• [Task description]: Go through the entries and transcribe each one exactly, dropping the pictures.

• [Source records]:
★ ★ ★
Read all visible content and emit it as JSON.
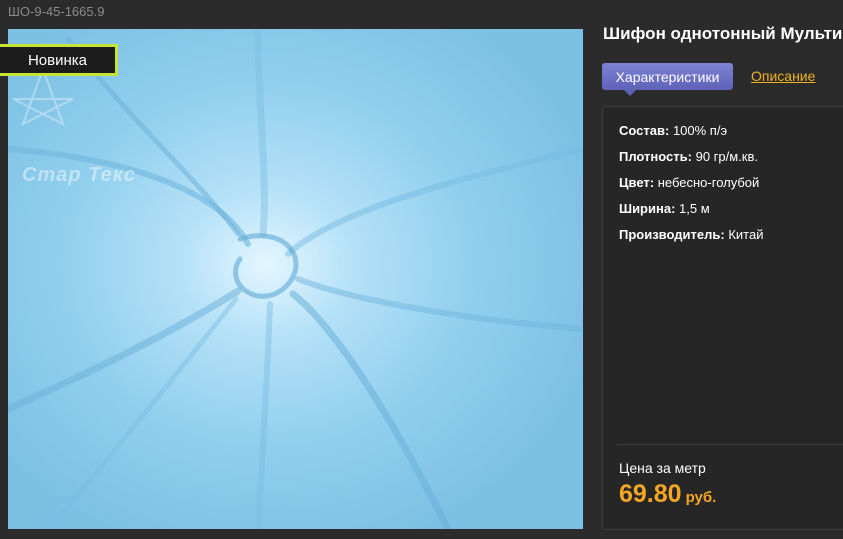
{
  "product": {
    "sku": "ШО-9-45-1665.9",
    "badge": "Новинка",
    "watermark": "Стар Текс",
    "title": "Шифон однотонный Мульти"
  },
  "tabs": {
    "characteristics": "Характеристики",
    "description": "Описание"
  },
  "specs": [
    {
      "label": "Состав:",
      "value": "100% п/э"
    },
    {
      "label": "Плотность:",
      "value": "90 гр/м.кв."
    },
    {
      "label": "Цвет:",
      "value": "небесно-голубой"
    },
    {
      "label": "Ширина:",
      "value": "1,5 м"
    },
    {
      "label": "Производитель:",
      "value": "Китай"
    }
  ],
  "price": {
    "label": "Цена за метр",
    "value": "69.80",
    "currency": "руб."
  },
  "colors": {
    "accent": "#f5a623",
    "tab_active": "#6a6fc4",
    "badge_border": "#c6e336",
    "fabric": "#8ccdec"
  }
}
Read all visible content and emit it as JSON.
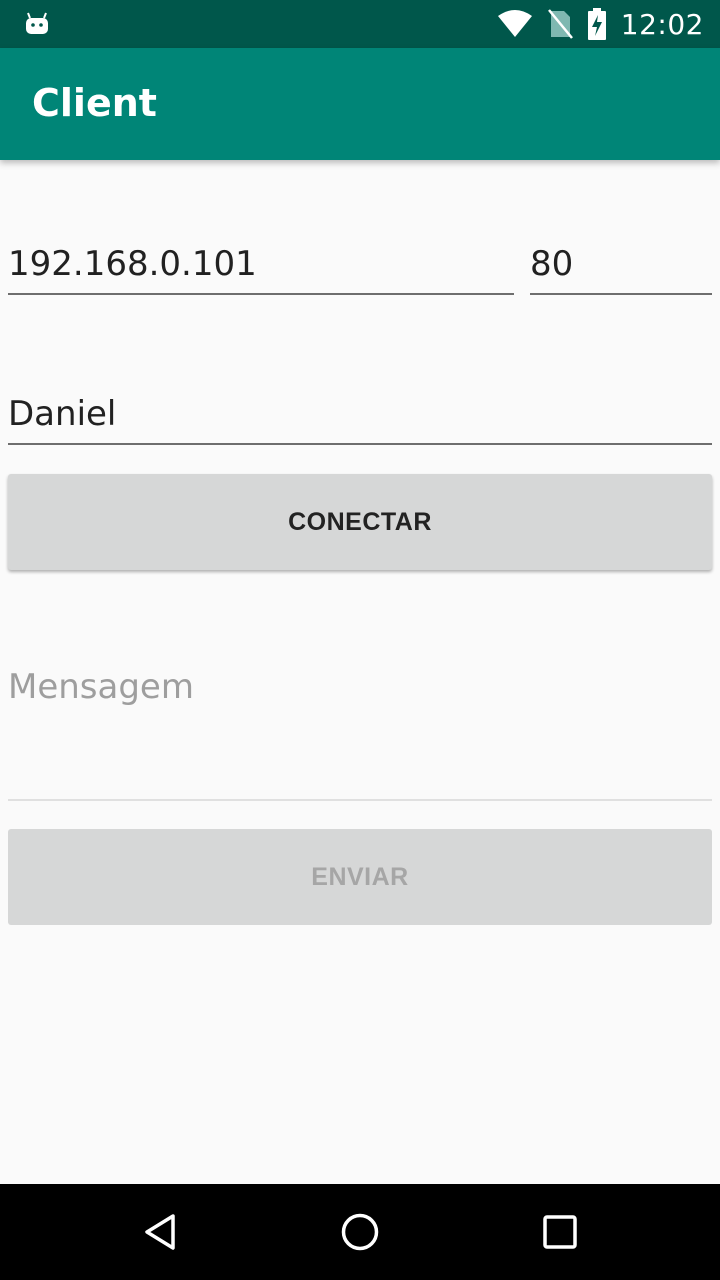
{
  "status_bar": {
    "time": "12:02",
    "icons": [
      "android-debug-icon",
      "wifi-icon",
      "no-sim-icon",
      "battery-charging-icon"
    ]
  },
  "app_bar": {
    "title": "Client"
  },
  "form": {
    "ip_value": "192.168.0.101",
    "port_value": "80",
    "name_value": "Daniel",
    "connect_label": "CONECTAR",
    "message_placeholder": "Mensagem",
    "message_value": "",
    "send_label": "ENVIAR"
  },
  "nav_bar": {
    "icons": [
      "back-icon",
      "home-icon",
      "recents-icon"
    ]
  },
  "colors": {
    "status_bar": "#00574b",
    "app_bar": "#008577",
    "background": "#fafafa",
    "button": "#d6d7d7"
  }
}
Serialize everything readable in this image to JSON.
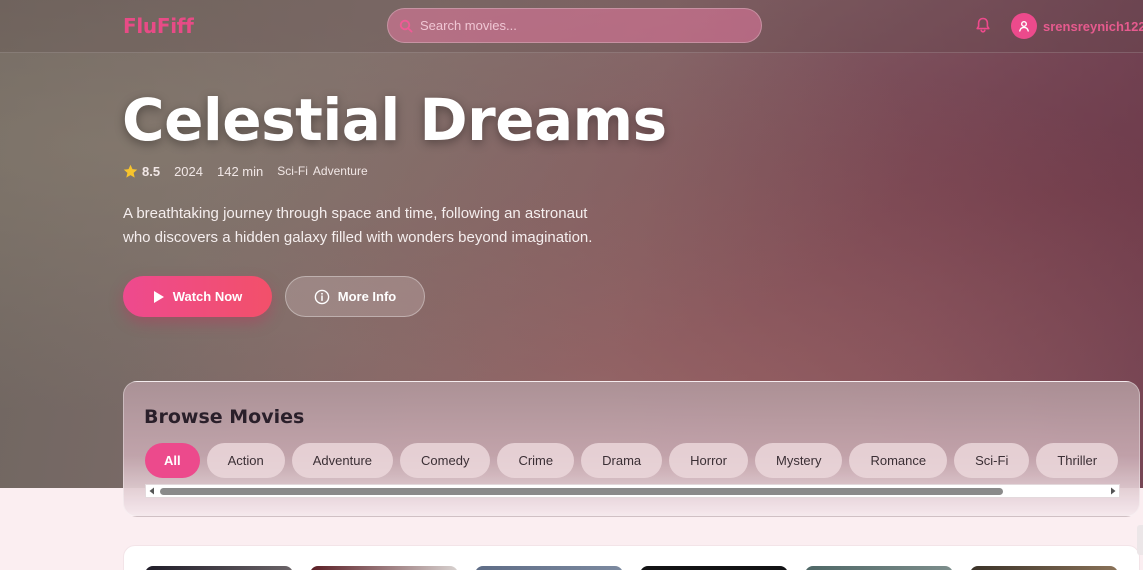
{
  "app": {
    "logo": "FluFiff"
  },
  "search": {
    "placeholder": "Search movies..."
  },
  "user": {
    "name": "srensreynich122"
  },
  "hero": {
    "title": "Celestial Dreams",
    "rating": "8.5",
    "year": "2024",
    "runtime": "142 min",
    "genres": [
      "Sci-Fi",
      "Adventure"
    ],
    "description": "A breathtaking journey through space and time, following an astronaut who discovers a hidden galaxy filled with wonders beyond imagination.",
    "watch_label": "Watch Now",
    "info_label": "More Info"
  },
  "browse": {
    "title": "Browse Movies",
    "genres": [
      "All",
      "Action",
      "Adventure",
      "Comedy",
      "Crime",
      "Drama",
      "Horror",
      "Mystery",
      "Romance",
      "Sci-Fi",
      "Thriller"
    ],
    "active": "All"
  },
  "colors": {
    "accent": "#ec4a8c",
    "heading_dark": "#2a1f2a"
  }
}
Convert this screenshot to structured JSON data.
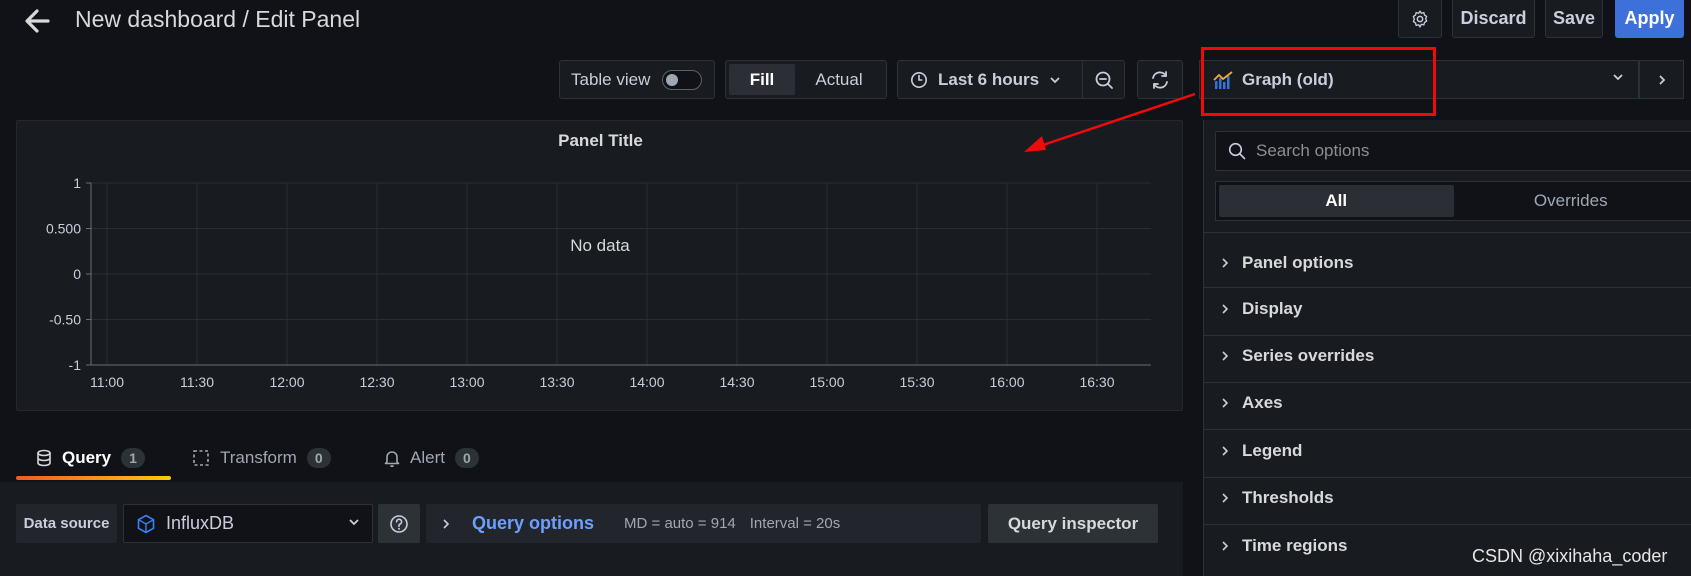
{
  "header": {
    "title": "New dashboard / Edit Panel",
    "discard_label": "Discard",
    "save_label": "Save",
    "apply_label": "Apply"
  },
  "toolbar": {
    "table_view_label": "Table view",
    "table_view_on": false,
    "fill_label": "Fill",
    "actual_label": "Actual",
    "time_range": "Last 6 hours"
  },
  "visualization": {
    "selected": "Graph (old)"
  },
  "panel": {
    "title": "Panel Title",
    "no_data": "No data"
  },
  "chart_data": {
    "type": "line",
    "title": "Panel Title",
    "x_ticks": [
      "11:00",
      "11:30",
      "12:00",
      "12:30",
      "13:00",
      "13:30",
      "14:00",
      "14:30",
      "15:00",
      "15:30",
      "16:00",
      "16:30"
    ],
    "y_ticks": [
      "1",
      "0.500",
      "0",
      "-0.50",
      "-1"
    ],
    "y_values": [
      1,
      0.5,
      0,
      -0.5,
      -1
    ],
    "ylim": [
      -1,
      1
    ],
    "series": [],
    "grid": true,
    "annotation": "No data"
  },
  "query_tabs": [
    {
      "label": "Query",
      "count": "1"
    },
    {
      "label": "Transform",
      "count": "0"
    },
    {
      "label": "Alert",
      "count": "0"
    }
  ],
  "query": {
    "data_source_label": "Data source",
    "data_source": "InfluxDB",
    "options_label": "Query options",
    "md": "MD = auto = 914",
    "interval": "Interval = 20s",
    "inspector_label": "Query inspector"
  },
  "options": {
    "search_placeholder": "Search options",
    "all_label": "All",
    "overrides_label": "Overrides",
    "sections": [
      "Panel options",
      "Display",
      "Series overrides",
      "Axes",
      "Legend",
      "Thresholds",
      "Time regions"
    ]
  },
  "watermark": "CSDN @xixihaha_coder",
  "colors": {
    "background": "#111217",
    "panel": "#181b1f",
    "apply": "#3d71d9",
    "link": "#6e9fff",
    "highlight": "#f00b0b"
  }
}
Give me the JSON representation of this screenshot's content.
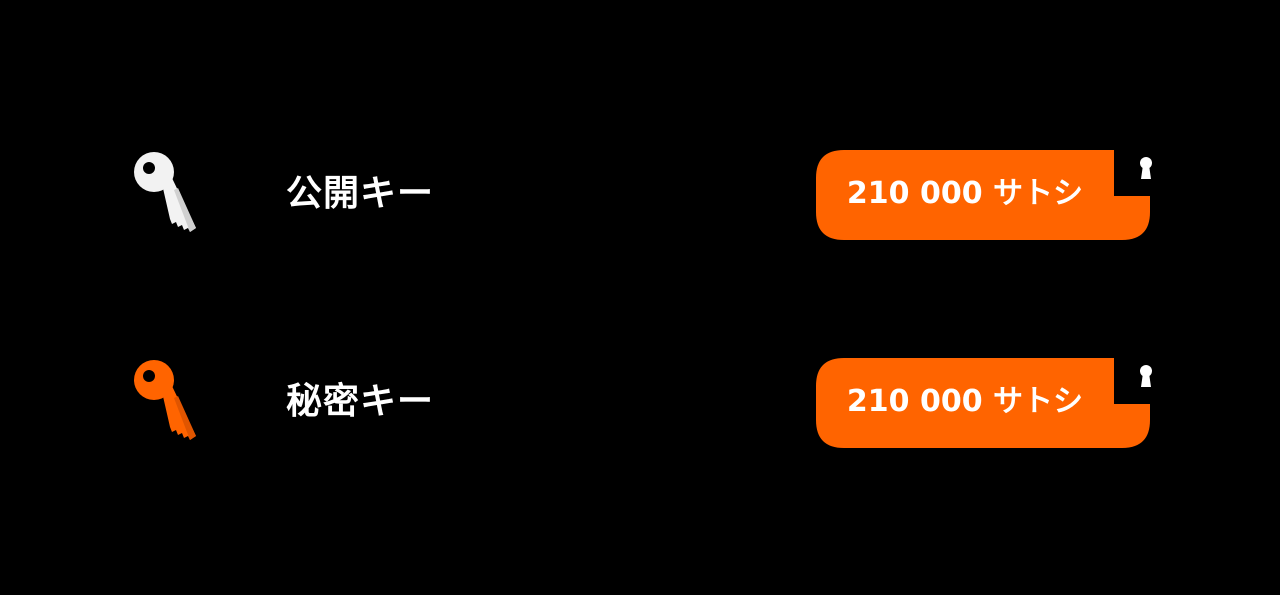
{
  "colors": {
    "background": "#000000",
    "accent": "#FF6400",
    "public_key_icon": "#F2F2F2",
    "private_key_icon": "#FF6400",
    "text": "#FFFFFF"
  },
  "rows": [
    {
      "icon": "key-icon",
      "label": "公開キー",
      "amount": "210 000 サトシ",
      "badge_icon": "keyhole-icon"
    },
    {
      "icon": "key-icon",
      "label": "秘密キー",
      "amount": "210 000 サトシ",
      "badge_icon": "keyhole-icon"
    }
  ]
}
★ ★ ★
• [Final result]:
Read all visible content and emit it as JSON.
{
  "product": {
    "sku": "ШО-9-45-1665.9",
    "badge": "Новинка",
    "watermark": "Стар Текс",
    "title": "Шифон однотонный Мульти"
  },
  "tabs": {
    "characteristics": "Характеристики",
    "description": "Описание"
  },
  "specs": [
    {
      "label": "Состав:",
      "value": "100% п/э"
    },
    {
      "label": "Плотность:",
      "value": "90 гр/м.кв."
    },
    {
      "label": "Цвет:",
      "value": "небесно-голубой"
    },
    {
      "label": "Ширина:",
      "value": "1,5 м"
    },
    {
      "label": "Производитель:",
      "value": "Китай"
    }
  ],
  "price": {
    "label": "Цена за метр",
    "value": "69.80",
    "currency": "руб."
  },
  "colors": {
    "accent": "#f5a623",
    "tab_active": "#6a6fc4",
    "badge_border": "#c6e336",
    "fabric": "#8ccdec"
  }
}
Read all visible content and emit it as JSON.
{
  "status_bar": {
    "time": "12:02",
    "icons": [
      "android-debug-icon",
      "wifi-icon",
      "no-sim-icon",
      "battery-charging-icon"
    ]
  },
  "app_bar": {
    "title": "Client"
  },
  "form": {
    "ip_value": "192.168.0.101",
    "port_value": "80",
    "name_value": "Daniel",
    "connect_label": "CONECTAR",
    "message_placeholder": "Mensagem",
    "message_value": "",
    "send_label": "ENVIAR"
  },
  "nav_bar": {
    "icons": [
      "back-icon",
      "home-icon",
      "recents-icon"
    ]
  },
  "colors": {
    "status_bar": "#00574b",
    "app_bar": "#008577",
    "background": "#fafafa",
    "button": "#d6d7d7"
  }
}
Serialize everything readable in this image to JSON.
{
  "app": {
    "logo": "FluFiff"
  },
  "search": {
    "placeholder": "Search movies..."
  },
  "user": {
    "name": "srensreynich122"
  },
  "hero": {
    "title": "Celestial Dreams",
    "rating": "8.5",
    "year": "2024",
    "runtime": "142 min",
    "genres": [
      "Sci-Fi",
      "Adventure"
    ],
    "description": "A breathtaking journey through space and time, following an astronaut who discovers a hidden galaxy filled with wonders beyond imagination.",
    "watch_label": "Watch Now",
    "info_label": "More Info"
  },
  "browse": {
    "title": "Browse Movies",
    "genres": [
      "All",
      "Action",
      "Adventure",
      "Comedy",
      "Crime",
      "Drama",
      "Horror",
      "Mystery",
      "Romance",
      "Sci-Fi",
      "Thriller"
    ],
    "active": "All"
  },
  "colors": {
    "accent": "#ec4a8c",
    "heading_dark": "#2a1f2a"
  }
}
Convert this screenshot to structured JSON data.
{
  "header": {
    "title": "New dashboard / Edit Panel",
    "discard_label": "Discard",
    "save_label": "Save",
    "apply_label": "Apply"
  },
  "toolbar": {
    "table_view_label": "Table view",
    "table_view_on": false,
    "fill_label": "Fill",
    "actual_label": "Actual",
    "time_range": "Last 6 hours"
  },
  "visualization": {
    "selected": "Graph (old)"
  },
  "panel": {
    "title": "Panel Title",
    "no_data": "No data"
  },
  "chart_data": {
    "type": "line",
    "title": "Panel Title",
    "x_ticks": [
      "11:00",
      "11:30",
      "12:00",
      "12:30",
      "13:00",
      "13:30",
      "14:00",
      "14:30",
      "15:00",
      "15:30",
      "16:00",
      "16:30"
    ],
    "y_ticks": [
      "1",
      "0.500",
      "0",
      "-0.50",
      "-1"
    ],
    "y_values": [
      1,
      0.5,
      0,
      -0.5,
      -1
    ],
    "ylim": [
      -1,
      1
    ],
    "series": [],
    "grid": true,
    "annotation": "No data"
  },
  "query_tabs": [
    {
      "label": "Query",
      "count": "1"
    },
    {
      "label": "Transform",
      "count": "0"
    },
    {
      "label": "Alert",
      "count": "0"
    }
  ],
  "query": {
    "data_source_label": "Data source",
    "data_source": "InfluxDB",
    "options_label": "Query options",
    "md": "MD = auto = 914",
    "interval": "Interval = 20s",
    "inspector_label": "Query inspector"
  },
  "options": {
    "search_placeholder": "Search options",
    "all_label": "All",
    "overrides_label": "Overrides",
    "sections": [
      "Panel options",
      "Display",
      "Series overrides",
      "Axes",
      "Legend",
      "Thresholds",
      "Time regions"
    ]
  },
  "watermark": "CSDN @xixihaha_coder",
  "colors": {
    "background": "#111217",
    "panel": "#181b1f",
    "apply": "#3d71d9",
    "link": "#6e9fff",
    "highlight": "#f00b0b"
  }
}
Give me the JSON representation of this screenshot's content.
{
  "colors": {
    "background": "#000000",
    "accent": "#FF6400",
    "public_key_icon": "#F2F2F2",
    "private_key_icon": "#FF6400",
    "text": "#FFFFFF"
  },
  "rows": [
    {
      "icon": "key-icon",
      "label": "公開キー",
      "amount": "210 000 サトシ",
      "badge_icon": "keyhole-icon"
    },
    {
      "icon": "key-icon",
      "label": "秘密キー",
      "amount": "210 000 サトシ",
      "badge_icon": "keyhole-icon"
    }
  ]
}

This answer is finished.